Collected data -

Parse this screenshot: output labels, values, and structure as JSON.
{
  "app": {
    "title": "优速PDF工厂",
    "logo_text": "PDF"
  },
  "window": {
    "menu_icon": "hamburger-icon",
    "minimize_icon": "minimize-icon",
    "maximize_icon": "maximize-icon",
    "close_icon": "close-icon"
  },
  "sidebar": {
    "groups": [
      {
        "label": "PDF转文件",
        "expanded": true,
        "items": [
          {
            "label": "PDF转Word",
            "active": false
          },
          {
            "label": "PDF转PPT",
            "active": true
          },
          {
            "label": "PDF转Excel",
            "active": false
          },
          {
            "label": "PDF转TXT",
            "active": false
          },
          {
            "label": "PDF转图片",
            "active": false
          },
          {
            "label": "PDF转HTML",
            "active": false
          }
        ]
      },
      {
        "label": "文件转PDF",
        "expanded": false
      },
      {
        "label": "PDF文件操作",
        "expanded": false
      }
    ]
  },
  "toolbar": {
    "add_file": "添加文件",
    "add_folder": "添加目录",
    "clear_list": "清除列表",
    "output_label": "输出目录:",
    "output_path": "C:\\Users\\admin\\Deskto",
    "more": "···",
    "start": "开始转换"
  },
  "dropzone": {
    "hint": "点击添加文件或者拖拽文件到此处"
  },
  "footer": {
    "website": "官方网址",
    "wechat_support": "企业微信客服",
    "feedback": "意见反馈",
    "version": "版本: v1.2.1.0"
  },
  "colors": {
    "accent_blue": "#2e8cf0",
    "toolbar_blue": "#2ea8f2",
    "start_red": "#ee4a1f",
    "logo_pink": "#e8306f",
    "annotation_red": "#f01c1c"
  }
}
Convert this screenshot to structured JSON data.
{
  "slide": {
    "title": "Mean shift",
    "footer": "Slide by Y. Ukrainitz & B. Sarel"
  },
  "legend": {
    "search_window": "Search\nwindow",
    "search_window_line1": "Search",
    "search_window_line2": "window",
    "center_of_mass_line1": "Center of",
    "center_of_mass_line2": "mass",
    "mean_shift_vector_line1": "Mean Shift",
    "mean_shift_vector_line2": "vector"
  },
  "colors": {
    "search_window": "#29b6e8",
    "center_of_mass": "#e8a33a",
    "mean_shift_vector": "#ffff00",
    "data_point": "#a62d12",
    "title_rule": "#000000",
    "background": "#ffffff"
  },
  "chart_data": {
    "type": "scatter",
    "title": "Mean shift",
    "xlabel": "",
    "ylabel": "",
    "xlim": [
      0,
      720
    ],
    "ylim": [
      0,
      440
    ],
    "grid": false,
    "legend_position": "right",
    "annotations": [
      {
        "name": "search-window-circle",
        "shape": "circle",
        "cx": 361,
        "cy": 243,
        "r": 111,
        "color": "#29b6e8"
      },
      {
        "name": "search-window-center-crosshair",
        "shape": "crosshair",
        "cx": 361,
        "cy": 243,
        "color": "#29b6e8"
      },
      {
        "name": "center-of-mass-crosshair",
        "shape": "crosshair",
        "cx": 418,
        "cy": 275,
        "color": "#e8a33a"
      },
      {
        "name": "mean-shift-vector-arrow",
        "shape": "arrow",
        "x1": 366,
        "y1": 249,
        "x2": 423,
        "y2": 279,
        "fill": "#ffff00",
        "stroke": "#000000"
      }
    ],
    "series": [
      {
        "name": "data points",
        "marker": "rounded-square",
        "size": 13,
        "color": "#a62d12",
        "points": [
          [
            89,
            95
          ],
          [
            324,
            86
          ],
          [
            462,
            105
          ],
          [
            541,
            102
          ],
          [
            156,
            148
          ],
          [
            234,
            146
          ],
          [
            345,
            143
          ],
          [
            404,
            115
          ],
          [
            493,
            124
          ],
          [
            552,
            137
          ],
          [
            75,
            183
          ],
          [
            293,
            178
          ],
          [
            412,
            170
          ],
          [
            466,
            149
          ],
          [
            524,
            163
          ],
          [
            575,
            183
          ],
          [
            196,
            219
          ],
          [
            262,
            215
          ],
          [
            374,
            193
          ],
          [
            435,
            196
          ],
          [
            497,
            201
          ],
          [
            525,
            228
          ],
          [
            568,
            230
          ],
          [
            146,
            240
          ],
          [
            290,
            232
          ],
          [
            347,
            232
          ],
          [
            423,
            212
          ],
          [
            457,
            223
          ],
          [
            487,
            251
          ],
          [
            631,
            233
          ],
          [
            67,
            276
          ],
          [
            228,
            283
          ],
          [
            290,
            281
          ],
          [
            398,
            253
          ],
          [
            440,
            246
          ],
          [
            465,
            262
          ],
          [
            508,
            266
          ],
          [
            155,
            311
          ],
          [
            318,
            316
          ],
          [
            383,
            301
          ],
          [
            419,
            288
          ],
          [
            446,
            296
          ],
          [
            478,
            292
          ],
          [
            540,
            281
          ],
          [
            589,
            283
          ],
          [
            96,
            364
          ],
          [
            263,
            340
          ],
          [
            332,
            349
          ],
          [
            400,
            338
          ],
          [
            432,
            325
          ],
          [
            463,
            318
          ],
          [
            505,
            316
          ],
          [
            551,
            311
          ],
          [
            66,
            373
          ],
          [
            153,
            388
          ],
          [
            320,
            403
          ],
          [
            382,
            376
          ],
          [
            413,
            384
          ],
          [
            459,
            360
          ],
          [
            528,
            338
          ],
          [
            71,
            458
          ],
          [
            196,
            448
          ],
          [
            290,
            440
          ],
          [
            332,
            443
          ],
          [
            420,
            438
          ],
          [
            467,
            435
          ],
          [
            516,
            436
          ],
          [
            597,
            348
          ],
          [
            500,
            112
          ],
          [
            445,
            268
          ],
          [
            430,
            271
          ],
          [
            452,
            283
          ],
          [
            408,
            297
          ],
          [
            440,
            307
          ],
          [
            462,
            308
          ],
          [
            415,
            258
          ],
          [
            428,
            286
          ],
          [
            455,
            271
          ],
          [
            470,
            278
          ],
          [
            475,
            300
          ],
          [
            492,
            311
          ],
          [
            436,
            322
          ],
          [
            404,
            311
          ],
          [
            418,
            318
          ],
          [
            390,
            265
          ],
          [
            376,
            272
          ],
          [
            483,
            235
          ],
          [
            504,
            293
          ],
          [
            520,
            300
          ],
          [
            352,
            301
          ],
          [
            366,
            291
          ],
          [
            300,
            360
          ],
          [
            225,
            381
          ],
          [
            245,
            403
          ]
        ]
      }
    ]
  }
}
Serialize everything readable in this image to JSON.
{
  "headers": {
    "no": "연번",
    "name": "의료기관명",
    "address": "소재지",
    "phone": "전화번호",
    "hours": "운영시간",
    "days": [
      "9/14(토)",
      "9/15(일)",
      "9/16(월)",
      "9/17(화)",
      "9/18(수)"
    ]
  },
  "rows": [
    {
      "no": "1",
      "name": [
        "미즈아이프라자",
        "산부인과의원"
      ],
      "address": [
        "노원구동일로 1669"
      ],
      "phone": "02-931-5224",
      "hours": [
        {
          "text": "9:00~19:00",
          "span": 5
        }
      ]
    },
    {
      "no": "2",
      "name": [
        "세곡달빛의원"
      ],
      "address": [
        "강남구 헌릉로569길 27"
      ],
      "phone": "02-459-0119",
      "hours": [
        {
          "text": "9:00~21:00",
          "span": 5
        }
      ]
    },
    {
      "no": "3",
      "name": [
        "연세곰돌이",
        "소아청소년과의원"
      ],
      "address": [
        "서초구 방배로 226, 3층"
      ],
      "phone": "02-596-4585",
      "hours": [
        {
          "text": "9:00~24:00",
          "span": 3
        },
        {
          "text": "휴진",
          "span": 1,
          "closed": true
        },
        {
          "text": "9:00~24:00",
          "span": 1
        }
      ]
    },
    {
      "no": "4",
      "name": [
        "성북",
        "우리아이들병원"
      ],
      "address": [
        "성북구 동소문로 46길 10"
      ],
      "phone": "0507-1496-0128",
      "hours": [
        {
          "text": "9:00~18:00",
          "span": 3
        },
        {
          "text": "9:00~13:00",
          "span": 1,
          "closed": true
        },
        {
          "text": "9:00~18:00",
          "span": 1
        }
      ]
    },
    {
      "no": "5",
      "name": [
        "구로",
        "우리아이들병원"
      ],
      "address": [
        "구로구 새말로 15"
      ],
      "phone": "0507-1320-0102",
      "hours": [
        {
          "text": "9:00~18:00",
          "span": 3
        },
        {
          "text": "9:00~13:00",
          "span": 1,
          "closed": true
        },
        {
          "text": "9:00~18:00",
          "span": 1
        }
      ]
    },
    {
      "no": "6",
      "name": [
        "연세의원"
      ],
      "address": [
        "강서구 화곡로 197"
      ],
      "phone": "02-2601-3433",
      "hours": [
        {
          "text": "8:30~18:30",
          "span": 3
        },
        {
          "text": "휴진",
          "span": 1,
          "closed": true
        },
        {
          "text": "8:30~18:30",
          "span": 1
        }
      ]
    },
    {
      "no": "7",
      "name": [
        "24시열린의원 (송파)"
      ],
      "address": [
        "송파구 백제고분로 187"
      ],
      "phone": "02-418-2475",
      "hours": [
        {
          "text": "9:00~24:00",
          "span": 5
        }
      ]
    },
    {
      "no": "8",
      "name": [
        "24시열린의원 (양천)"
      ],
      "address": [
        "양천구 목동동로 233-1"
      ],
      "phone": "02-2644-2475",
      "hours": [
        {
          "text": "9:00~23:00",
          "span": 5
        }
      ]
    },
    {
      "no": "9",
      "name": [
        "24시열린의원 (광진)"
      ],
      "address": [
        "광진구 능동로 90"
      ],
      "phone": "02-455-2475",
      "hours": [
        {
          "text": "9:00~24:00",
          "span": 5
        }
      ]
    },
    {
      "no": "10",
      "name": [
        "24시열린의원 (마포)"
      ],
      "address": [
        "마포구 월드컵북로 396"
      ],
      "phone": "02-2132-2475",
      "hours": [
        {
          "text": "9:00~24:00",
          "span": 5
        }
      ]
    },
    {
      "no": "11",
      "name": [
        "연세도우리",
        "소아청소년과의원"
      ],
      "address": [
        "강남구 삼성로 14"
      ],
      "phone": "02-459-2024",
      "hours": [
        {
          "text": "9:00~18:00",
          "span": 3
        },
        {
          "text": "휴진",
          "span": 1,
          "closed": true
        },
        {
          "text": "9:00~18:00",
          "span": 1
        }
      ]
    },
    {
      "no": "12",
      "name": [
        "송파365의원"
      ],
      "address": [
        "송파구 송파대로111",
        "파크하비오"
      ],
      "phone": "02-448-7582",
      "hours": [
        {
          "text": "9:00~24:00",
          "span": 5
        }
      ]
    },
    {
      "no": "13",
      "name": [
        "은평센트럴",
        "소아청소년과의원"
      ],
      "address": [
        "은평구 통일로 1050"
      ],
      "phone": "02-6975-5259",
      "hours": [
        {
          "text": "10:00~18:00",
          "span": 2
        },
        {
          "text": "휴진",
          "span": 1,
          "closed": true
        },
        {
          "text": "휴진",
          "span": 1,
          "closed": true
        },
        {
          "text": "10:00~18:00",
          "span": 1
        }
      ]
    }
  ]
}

Objective - Look through the entries above for the word "screenshot". Copy every line where it shows up.

Correct output -
Parse this screenshot: output labels, values, and structure as JSON.
Convert this screenshot to structured JSON data.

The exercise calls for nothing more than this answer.